Re: [PATCH] tcp: check socket state before calling WARN_ON

From: Eric Dumazet
Date: Fri Dec 06 2024 - 04:09:41 EST


On Fri, Dec 6, 2024 at 9:58 AM Youngmin Nam <youngmin.nam@xxxxxxxxxxx> wrote:
>
> On Fri, Dec 06, 2024 at 09:35:32AM +0100, Eric Dumazet wrote:
> > On Fri, Dec 6, 2024 at 6:50 AM Youngmin Nam <youngmin.nam@xxxxxxxxxxx> wrote:
> > >
> > > On Wed, Dec 04, 2024 at 08:13:33AM +0100, Eric Dumazet wrote:
> > > > On Wed, Dec 4, 2024 at 4:35 AM Youngmin Nam <youngmin.nam@xxxxxxxxxxx> wrote:
> > > > >
> > > > > On Tue, Dec 03, 2024 at 06:18:39PM -0800, Jakub Kicinski wrote:
> > > > > > On Tue, 3 Dec 2024 10:34:46 -0500 Neal Cardwell wrote:
> > > > > > > > I have not seen these warnings firing. Neal, have you seen this in the past ?

● **LISTED ENTRIES**
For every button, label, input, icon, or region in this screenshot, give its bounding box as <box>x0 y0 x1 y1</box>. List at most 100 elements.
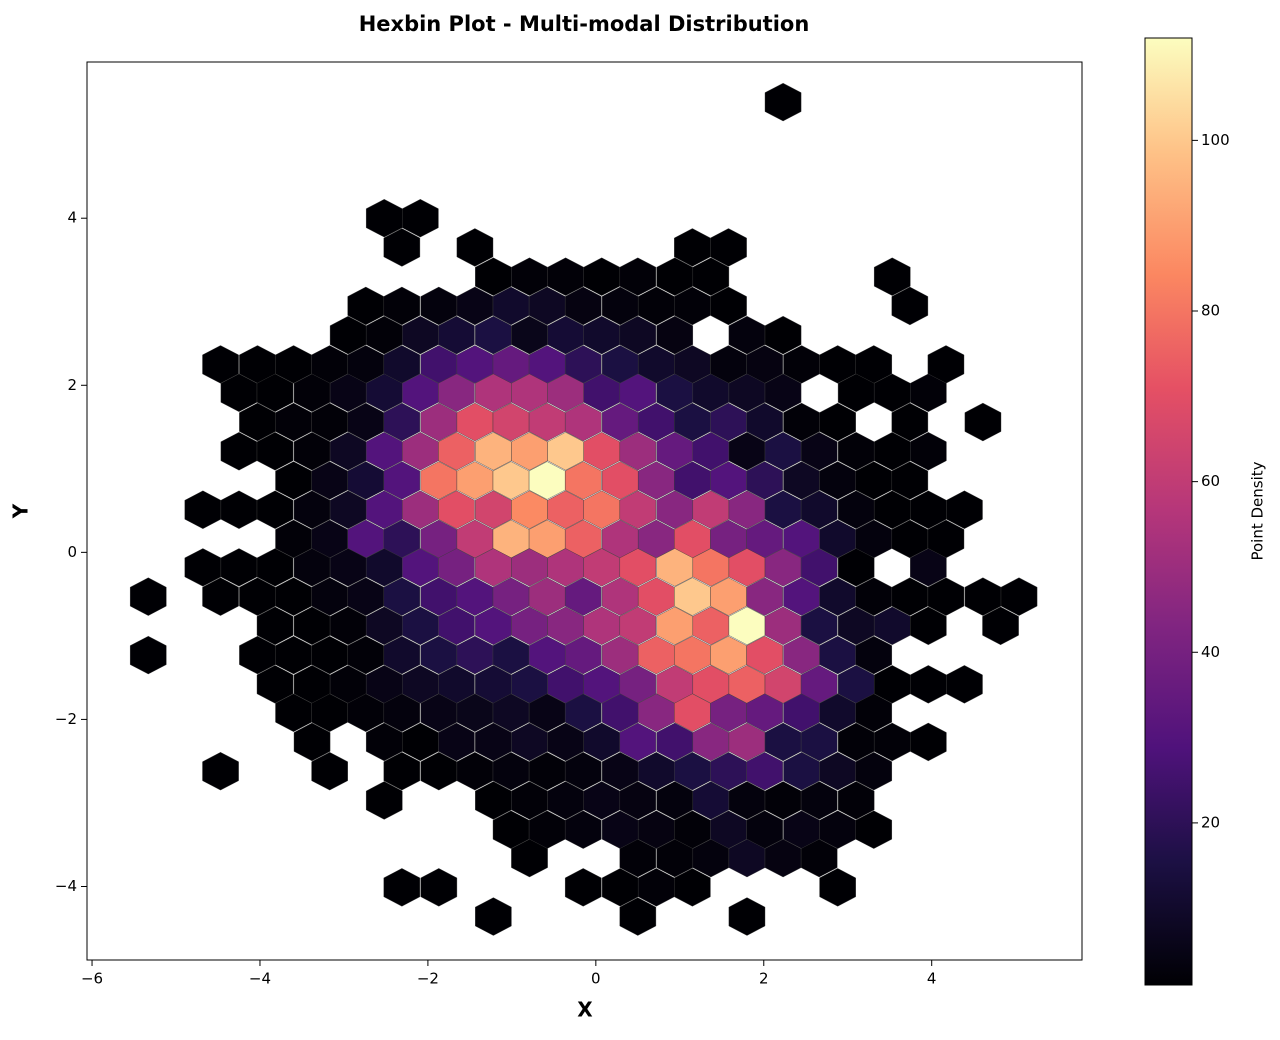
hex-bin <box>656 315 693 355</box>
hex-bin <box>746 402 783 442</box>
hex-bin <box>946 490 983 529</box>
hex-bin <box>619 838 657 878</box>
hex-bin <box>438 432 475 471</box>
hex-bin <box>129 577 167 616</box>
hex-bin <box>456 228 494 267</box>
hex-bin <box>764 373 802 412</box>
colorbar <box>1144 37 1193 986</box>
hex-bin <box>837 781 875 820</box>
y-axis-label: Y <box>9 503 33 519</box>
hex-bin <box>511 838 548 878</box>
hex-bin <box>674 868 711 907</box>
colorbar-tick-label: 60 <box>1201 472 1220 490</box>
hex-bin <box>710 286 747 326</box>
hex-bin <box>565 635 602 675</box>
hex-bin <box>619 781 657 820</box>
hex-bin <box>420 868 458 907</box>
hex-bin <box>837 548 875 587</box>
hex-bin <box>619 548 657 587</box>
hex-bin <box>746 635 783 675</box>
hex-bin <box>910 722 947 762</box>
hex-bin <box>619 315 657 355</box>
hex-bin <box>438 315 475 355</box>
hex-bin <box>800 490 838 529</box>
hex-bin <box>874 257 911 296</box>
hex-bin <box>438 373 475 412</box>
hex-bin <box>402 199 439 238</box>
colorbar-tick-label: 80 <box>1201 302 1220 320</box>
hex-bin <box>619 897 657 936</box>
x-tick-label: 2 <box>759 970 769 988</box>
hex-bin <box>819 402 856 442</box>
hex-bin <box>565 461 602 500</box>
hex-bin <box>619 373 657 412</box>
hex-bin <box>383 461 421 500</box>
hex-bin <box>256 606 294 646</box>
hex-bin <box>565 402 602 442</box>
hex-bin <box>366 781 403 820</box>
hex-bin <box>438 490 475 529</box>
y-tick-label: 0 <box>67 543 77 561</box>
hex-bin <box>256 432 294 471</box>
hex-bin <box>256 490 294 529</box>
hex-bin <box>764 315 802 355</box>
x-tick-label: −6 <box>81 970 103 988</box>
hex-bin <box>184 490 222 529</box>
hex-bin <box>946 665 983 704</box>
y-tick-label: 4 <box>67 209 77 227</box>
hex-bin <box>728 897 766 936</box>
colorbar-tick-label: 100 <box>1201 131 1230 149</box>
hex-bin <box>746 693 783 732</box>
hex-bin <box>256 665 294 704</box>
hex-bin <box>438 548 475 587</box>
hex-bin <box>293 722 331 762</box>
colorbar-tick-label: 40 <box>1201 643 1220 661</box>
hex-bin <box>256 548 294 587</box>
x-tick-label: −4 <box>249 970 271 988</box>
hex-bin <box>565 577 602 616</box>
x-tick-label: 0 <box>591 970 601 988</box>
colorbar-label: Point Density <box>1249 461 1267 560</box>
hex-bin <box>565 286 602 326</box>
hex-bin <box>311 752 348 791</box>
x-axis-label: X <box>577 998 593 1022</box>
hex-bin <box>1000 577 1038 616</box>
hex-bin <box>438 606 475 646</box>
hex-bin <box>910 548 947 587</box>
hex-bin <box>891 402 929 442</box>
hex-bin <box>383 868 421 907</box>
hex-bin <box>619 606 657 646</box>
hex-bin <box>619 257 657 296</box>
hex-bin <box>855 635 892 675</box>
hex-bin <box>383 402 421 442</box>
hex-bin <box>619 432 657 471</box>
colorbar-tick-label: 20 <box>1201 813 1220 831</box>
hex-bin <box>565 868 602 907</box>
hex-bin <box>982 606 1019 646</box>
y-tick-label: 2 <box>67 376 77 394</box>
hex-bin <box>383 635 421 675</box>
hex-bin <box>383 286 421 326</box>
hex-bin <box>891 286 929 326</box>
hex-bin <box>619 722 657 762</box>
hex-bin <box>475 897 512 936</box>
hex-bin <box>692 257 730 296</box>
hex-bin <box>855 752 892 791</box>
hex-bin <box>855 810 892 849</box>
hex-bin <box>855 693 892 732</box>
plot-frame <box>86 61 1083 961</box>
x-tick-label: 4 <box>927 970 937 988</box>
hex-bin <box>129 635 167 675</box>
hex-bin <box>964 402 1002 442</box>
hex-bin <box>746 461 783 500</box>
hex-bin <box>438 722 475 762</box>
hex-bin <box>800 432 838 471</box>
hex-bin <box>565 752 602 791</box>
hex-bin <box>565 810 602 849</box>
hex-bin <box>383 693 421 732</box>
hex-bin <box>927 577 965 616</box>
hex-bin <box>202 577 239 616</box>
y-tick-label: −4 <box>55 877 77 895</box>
--
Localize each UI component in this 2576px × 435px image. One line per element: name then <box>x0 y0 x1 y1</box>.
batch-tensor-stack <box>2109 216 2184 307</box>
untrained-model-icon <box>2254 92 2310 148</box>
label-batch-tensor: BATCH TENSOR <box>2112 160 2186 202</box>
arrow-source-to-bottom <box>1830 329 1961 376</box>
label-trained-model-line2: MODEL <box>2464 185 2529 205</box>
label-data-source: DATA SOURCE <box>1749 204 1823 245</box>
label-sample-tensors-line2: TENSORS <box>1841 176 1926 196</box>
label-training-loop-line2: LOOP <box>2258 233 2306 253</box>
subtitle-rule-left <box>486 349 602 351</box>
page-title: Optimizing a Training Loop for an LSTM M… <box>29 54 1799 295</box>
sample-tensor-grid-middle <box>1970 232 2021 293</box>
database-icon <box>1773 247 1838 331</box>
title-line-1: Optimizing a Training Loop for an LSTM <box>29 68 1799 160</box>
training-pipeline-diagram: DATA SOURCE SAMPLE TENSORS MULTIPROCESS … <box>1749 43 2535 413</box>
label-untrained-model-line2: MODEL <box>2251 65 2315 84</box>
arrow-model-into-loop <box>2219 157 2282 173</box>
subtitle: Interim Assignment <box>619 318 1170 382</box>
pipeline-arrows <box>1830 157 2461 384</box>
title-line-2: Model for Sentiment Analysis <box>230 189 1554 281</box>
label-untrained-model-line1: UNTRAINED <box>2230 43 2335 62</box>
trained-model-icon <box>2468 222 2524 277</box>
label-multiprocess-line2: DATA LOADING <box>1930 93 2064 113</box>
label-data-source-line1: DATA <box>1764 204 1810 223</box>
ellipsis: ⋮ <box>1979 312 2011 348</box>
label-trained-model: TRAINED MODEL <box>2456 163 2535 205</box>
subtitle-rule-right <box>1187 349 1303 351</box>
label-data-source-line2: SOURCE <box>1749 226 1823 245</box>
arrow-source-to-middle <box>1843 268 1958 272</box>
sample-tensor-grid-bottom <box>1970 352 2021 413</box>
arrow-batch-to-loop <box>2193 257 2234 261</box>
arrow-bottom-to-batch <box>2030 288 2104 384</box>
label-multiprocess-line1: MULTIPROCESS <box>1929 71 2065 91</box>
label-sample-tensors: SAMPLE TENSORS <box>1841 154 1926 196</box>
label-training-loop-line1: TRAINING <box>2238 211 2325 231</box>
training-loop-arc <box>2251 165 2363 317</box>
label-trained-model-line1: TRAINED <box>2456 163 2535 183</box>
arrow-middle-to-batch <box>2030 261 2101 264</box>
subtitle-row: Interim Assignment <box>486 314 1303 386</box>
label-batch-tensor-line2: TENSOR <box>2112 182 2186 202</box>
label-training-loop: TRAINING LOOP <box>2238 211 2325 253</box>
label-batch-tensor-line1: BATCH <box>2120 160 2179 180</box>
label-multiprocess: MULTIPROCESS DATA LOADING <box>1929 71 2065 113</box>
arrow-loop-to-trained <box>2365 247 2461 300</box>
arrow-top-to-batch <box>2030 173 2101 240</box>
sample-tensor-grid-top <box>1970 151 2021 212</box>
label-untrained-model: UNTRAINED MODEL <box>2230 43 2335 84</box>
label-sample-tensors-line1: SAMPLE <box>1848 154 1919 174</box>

● **OBJECTIVES**
1/ In the TCP patch thread, what is the date and time of Eric Dumazet's message?
2/ Check each statement against the TCP patch thread. Answer yes or no, and quote the words that decide it.
(a) The patch concerns tcp.
(b) Jakub Kicinski's message was written on Dec 4, 2024.
(c) Neal Cardwell is asked whether he has seen the warnings before.
3/ Carry the TCP patch thread on from its final line.

● **ANSWERS TO THE EXERCISES**
1/ Fri Dec 06 2024 - 04:09:41 EST

2/
(a) Yes: "[PATCH] tcp: check socket state before calling WARN_ON"
(b) No: "On Tue, Dec 03, 2024 at 06:18:39PM -0800, Jakub Kicinski wrote"
(c) Yes: "Neal, have you seen this in the past ?"

3/
> > > > > > >
> > > > > > > I can't recall seeing these warnings over the past 5 years or so, and
> > > > > > > (from checking our monitoring) they don't seem to be firing in our
> > > > > > > fleet recently.
> > > > > >
> > > > > > FWIW I see this at Meta on 5.12 kernels, but nothing since.
> > > > > > Could be that one of our workloads is pinned to 5.12.
> > > > > > Youngmin, what's the newest kernel you can repro this on?
> > > > > >
> > > > > Hi Jakub.
> > > > > Thank you for taking an interest in this issue.
> > > > >
> > > > > We've seen this issue since 5.15 kernel.
> > > > > Now, we can see this on 6.6 kernel which is the newest kernel we are running.
> > > >
> > > > The fact that we are processing ACK packets after the write queue has
> > > > been purged would be a serious bug.
> > > >
> > > > Thus the WARN() makes sense to us.
> > > >
> > > > It would be easy to build a packetdrill test. Please do so, then we
> > > > can fix the root cause.
> > > >
> > > > Thank you !
> > > >
> > >
> > > Hi Eric.
> > >
> > > Unfortunately, we are not familiar with the Packetdrill test.
> > > Refering to the official website on Github, I tried to install it on my device.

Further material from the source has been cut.